What to do -
Search the material for "AnotherAgainMyClass" and show all lines that contain it.

Data -
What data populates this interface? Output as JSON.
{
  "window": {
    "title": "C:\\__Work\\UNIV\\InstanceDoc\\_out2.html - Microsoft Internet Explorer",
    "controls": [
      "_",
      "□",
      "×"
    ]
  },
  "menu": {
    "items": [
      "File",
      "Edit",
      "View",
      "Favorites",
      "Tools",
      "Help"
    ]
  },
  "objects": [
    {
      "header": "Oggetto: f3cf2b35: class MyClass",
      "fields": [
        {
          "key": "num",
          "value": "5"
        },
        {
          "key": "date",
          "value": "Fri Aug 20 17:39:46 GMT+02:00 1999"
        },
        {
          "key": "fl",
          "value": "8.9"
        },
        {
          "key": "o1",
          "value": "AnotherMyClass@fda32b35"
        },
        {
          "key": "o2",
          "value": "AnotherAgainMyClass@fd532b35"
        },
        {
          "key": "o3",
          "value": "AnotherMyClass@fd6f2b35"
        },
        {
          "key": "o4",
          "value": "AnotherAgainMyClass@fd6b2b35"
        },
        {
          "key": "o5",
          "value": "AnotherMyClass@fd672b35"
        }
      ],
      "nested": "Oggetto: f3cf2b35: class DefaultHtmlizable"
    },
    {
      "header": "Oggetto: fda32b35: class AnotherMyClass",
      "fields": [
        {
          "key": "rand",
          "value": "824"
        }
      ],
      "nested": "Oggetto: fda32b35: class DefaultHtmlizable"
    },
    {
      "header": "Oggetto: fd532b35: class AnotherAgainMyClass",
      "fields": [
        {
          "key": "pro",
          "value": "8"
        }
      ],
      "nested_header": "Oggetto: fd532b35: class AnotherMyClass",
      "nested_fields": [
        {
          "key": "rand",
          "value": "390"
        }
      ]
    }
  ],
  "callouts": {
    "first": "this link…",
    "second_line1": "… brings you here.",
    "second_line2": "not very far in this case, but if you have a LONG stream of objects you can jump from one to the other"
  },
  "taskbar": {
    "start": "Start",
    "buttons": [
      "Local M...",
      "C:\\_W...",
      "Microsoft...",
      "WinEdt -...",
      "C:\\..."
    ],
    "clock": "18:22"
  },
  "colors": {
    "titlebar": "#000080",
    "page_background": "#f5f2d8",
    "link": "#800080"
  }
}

Full answer -
          "value": "AnotherAgainMyClass@fd532b35"
          "value": "AnotherAgainMyClass@fd6b2b35"
      "header": "Oggetto: fd532b35: class AnotherAgainMyClass",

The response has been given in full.